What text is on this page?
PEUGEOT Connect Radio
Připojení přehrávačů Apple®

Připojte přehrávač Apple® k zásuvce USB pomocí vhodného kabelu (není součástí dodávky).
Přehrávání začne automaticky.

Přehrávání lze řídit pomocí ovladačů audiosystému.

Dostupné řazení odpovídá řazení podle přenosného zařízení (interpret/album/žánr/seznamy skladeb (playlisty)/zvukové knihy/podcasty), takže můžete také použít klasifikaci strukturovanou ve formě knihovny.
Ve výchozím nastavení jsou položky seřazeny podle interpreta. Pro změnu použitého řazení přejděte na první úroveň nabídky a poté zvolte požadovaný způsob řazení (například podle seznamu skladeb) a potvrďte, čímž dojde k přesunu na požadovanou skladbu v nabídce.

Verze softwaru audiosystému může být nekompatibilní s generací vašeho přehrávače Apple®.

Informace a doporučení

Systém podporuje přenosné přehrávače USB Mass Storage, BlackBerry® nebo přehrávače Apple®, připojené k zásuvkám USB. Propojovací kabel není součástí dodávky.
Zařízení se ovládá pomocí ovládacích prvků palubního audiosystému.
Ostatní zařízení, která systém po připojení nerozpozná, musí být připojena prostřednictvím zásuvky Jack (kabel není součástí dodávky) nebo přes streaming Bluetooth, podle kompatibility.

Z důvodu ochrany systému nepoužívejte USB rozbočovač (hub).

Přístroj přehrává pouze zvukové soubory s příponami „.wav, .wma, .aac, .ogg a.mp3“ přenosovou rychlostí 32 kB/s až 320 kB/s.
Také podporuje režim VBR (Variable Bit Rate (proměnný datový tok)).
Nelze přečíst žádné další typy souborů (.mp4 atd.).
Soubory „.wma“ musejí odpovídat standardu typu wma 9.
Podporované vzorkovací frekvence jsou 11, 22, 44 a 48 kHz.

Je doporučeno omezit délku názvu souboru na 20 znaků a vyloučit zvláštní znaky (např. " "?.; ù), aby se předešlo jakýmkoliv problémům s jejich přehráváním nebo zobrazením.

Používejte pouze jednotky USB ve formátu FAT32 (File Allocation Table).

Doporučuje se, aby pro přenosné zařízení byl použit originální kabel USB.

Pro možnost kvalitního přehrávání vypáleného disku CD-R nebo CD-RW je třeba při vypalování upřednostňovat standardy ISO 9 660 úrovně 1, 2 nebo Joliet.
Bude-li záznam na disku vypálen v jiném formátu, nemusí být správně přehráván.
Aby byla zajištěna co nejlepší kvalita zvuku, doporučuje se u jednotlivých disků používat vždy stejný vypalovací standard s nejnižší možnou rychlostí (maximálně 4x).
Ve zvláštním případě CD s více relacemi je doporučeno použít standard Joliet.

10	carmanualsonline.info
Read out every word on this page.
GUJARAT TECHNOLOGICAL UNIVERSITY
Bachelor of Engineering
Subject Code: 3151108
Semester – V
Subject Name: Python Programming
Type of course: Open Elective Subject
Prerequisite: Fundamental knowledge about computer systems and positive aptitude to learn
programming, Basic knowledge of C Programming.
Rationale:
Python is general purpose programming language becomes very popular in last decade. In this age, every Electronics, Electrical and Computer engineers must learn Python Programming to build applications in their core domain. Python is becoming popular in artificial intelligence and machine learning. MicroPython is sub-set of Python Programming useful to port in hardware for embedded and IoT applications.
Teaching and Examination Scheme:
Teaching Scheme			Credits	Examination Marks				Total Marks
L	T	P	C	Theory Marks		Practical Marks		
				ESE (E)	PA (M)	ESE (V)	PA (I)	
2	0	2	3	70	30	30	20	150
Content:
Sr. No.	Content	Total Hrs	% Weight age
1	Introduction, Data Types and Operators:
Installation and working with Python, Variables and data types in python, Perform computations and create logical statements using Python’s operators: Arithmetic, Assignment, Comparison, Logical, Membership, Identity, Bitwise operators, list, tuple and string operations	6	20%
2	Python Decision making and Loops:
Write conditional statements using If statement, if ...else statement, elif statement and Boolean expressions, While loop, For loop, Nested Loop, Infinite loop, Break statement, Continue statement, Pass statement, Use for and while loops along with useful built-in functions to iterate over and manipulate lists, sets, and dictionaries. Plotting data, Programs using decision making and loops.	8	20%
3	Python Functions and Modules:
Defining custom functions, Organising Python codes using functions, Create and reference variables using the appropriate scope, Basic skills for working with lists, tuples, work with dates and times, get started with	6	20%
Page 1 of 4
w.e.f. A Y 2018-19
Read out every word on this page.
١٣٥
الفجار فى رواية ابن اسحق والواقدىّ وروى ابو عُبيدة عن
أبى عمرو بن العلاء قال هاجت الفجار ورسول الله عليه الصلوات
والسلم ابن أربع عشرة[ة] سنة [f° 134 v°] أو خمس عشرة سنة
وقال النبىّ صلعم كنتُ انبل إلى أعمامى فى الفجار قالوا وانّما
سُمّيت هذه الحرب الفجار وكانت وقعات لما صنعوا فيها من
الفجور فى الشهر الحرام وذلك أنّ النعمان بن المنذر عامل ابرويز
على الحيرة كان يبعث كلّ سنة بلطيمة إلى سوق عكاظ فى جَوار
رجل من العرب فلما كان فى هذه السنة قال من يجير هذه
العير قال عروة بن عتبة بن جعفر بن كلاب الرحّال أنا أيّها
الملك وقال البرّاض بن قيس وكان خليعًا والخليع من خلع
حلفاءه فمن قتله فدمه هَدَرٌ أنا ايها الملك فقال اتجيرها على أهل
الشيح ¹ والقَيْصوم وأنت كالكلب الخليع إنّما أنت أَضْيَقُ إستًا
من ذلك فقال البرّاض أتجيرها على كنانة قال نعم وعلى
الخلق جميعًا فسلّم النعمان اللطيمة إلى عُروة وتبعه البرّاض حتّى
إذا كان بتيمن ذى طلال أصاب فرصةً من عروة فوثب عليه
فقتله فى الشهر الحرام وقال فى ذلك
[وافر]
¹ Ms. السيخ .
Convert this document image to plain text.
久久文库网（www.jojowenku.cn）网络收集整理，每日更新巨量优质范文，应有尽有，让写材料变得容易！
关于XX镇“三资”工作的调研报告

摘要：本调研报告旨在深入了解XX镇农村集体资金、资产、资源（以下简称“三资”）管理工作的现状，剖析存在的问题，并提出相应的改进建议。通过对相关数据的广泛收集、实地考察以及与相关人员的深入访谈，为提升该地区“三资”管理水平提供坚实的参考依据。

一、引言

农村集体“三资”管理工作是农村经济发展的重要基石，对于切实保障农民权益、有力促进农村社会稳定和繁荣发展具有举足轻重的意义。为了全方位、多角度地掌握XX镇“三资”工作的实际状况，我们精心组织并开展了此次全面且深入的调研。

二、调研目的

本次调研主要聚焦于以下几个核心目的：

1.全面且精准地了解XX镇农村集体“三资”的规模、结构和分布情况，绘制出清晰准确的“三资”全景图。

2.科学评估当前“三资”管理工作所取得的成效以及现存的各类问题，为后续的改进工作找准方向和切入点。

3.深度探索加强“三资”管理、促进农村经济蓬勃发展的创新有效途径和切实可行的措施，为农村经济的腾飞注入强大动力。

▸ **Challenge**
Transcribe all of the entries without altering anything.

▸ **Result below**
What text is on this page?
PEUGEOT Connect Radio
Připojení přehrávačů Apple®

Připojte přehrávač Apple® k zásuvce USB pomocí vhodného kabelu (není součástí dodávky).
Přehrávání začne automaticky.

Přehrávání lze řídit pomocí ovladačů audiosystému.

Dostupné řazení odpovídá řazení podle přenosného zařízení (interpret/album/žánr/seznamy skladeb (playlisty)/zvukové knihy/podcasty), takže můžete také použít klasifikaci strukturovanou ve formě knihovny.
Ve výchozím nastavení jsou položky seřazeny podle interpreta. Pro změnu použitého řazení přejděte na první úroveň nabídky a poté zvolte požadovaný způsob řazení (například podle seznamu skladeb) a potvrďte, čímž dojde k přesunu na požadovanou skladbu v nabídce.

Verze softwaru audiosystému může být nekompatibilní s generací vašeho přehrávače Apple®.

Informace a doporučení

Systém podporuje přenosné přehrávače USB Mass Storage, BlackBerry® nebo přehrávače Apple®, připojené k zásuvkám USB. Propojovací kabel není součástí dodávky.
Zařízení se ovládá pomocí ovládacích prvků palubního audiosystému.
Ostatní zařízení, která systém po připojení nerozpozná, musí být připojena prostřednictvím zásuvky Jack (kabel není součástí dodávky) nebo přes streaming Bluetooth, podle kompatibility.

Z důvodu ochrany systému nepoužívejte USB rozbočovač (hub).

Přístroj přehrává pouze zvukové soubory s příponami „.wav, .wma, .aac, .ogg a.mp3“ přenosovou rychlostí 32 kB/s až 320 kB/s.
Také podporuje režim VBR (Variable Bit Rate (proměnný datový tok)).
Nelze přečíst žádné další typy souborů (.mp4 atd.).
Soubory „.wma“ musejí odpovídat standardu typu wma 9.
Podporované vzorkovací frekvence jsou 11, 22, 44 a 48 kHz.

Je doporučeno omezit délku názvu souboru na 20 znaků a vyloučit zvláštní znaky (např. " "?.; ù), aby se předešlo jakýmkoliv problémům s jejich přehráváním nebo zobrazením.

Používejte pouze jednotky USB ve formátu FAT32 (File Allocation Table).

Doporučuje se, aby pro přenosné zařízení byl použit originální kabel USB.

Pro možnost kvalitního přehrávání vypáleného disku CD-R nebo CD-RW je třeba při vypalování upřednostňovat standardy ISO 9 660 úrovně 1, 2 nebo Joliet.
Bude-li záznam na disku vypálen v jiném formátu, nemusí být správně přehráván.
Aby byla zajištěna co nejlepší kvalita zvuku, doporučuje se u jednotlivých disků používat vždy stejný vypalovací standard s nejnižší možnou rychlostí (maximálně 4x).
Ve zvláštním případě CD s více relacemi je doporučeno použít standard Joliet.

10	carmanualsonline.info
Read out every word on this page.
GUJARAT TECHNOLOGICAL UNIVERSITY
Bachelor of Engineering
Subject Code: 3151108
Semester – V
Subject Name: Python Programming
Type of course: Open Elective Subject
Prerequisite: Fundamental knowledge about computer systems and positive aptitude to learn
programming, Basic knowledge of C Programming.
Rationale:
Python is general purpose programming language becomes very popular in last decade. In this age, every Electronics, Electrical and Computer engineers must learn Python Programming to build applications in their core domain. Python is becoming popular in artificial intelligence and machine learning. MicroPython is sub-set of Python Programming useful to port in hardware for embedded and IoT applications.
Teaching and Examination Scheme:
Teaching Scheme			Credits	Examination Marks				Total Marks
L	T	P	C	Theory Marks		Practical Marks		
				ESE (E)	PA (M)	ESE (V)	PA (I)	
2	0	2	3	70	30	30	20	150
Content:
Sr. No.	Content	Total Hrs	% Weight age
1	Introduction, Data Types and Operators:
Installation and working with Python, Variables and data types in python, Perform computations and create logical statements using Python’s operators: Arithmetic, Assignment, Comparison, Logical, Membership, Identity, Bitwise operators, list, tuple and string operations	6	20%
2	Python Decision making and Loops:
Write conditional statements using If statement, if ...else statement, elif statement and Boolean expressions, While loop, For loop, Nested Loop, Infinite loop, Break statement, Continue statement, Pass statement, Use for and while loops along with useful built-in functions to iterate over and manipulate lists, sets, and dictionaries. Plotting data, Programs using decision making and loops.	8	20%
3	Python Functions and Modules:
Defining custom functions, Organising Python codes using functions, Create and reference variables using the appropriate scope, Basic skills for working with lists, tuples, work with dates and times, get started with	6	20%
Page 1 of 4
w.e.f. A Y 2018-19
Read out every word on this page.
١٣٥
الفجار فى رواية ابن اسحق والواقدىّ وروى ابو عُبيدة عن
أبى عمرو بن العلاء قال هاجت الفجار ورسول الله عليه الصلوات
والسلم ابن أربع عشرة[ة] سنة [f° 134 v°] أو خمس عشرة سنة
وقال النبىّ صلعم كنتُ انبل إلى أعمامى فى الفجار قالوا وانّما
سُمّيت هذه الحرب الفجار وكانت وقعات لما صنعوا فيها من
الفجور فى الشهر الحرام وذلك أنّ النعمان بن المنذر عامل ابرويز
على الحيرة كان يبعث كلّ سنة بلطيمة إلى سوق عكاظ فى جَوار
رجل من العرب فلما كان فى هذه السنة قال من يجير هذه
العير قال عروة بن عتبة بن جعفر بن كلاب الرحّال أنا أيّها
الملك وقال البرّاض بن قيس وكان خليعًا والخليع من خلع
حلفاءه فمن قتله فدمه هَدَرٌ أنا ايها الملك فقال اتجيرها على أهل
الشيح ¹ والقَيْصوم وأنت كالكلب الخليع إنّما أنت أَضْيَقُ إستًا
من ذلك فقال البرّاض أتجيرها على كنانة قال نعم وعلى
الخلق جميعًا فسلّم النعمان اللطيمة إلى عُروة وتبعه البرّاض حتّى
إذا كان بتيمن ذى طلال أصاب فرصةً من عروة فوثب عليه
فقتله فى الشهر الحرام وقال فى ذلك
[وافر]
¹ Ms. السيخ .
Convert this document image to plain text.
久久文库网（www.jojowenku.cn）网络收集整理，每日更新巨量优质范文，应有尽有，让写材料变得容易！
关于XX镇“三资”工作的调研报告

摘要：本调研报告旨在深入了解XX镇农村集体资金、资产、资源（以下简称“三资”）管理工作的现状，剖析存在的问题，并提出相应的改进建议。通过对相关数据的广泛收集、实地考察以及与相关人员的深入访谈，为提升该地区“三资”管理水平提供坚实的参考依据。

一、引言

农村集体“三资”管理工作是农村经济发展的重要基石，对于切实保障农民权益、有力促进农村社会稳定和繁荣发展具有举足轻重的意义。为了全方位、多角度地掌握XX镇“三资”工作的实际状况，我们精心组织并开展了此次全面且深入的调研。

二、调研目的

本次调研主要聚焦于以下几个核心目的：

1.全面且精准地了解XX镇农村集体“三资”的规模、结构和分布情况，绘制出清晰准确的“三资”全景图。

2.科学评估当前“三资”管理工作所取得的成效以及现存的各类问题，为后续的改进工作找准方向和切入点。

3.深度探索加强“三资”管理、促进农村经济蓬勃发展的创新有效途径和切实可行的措施，为农村经济的腾飞注入强大动力。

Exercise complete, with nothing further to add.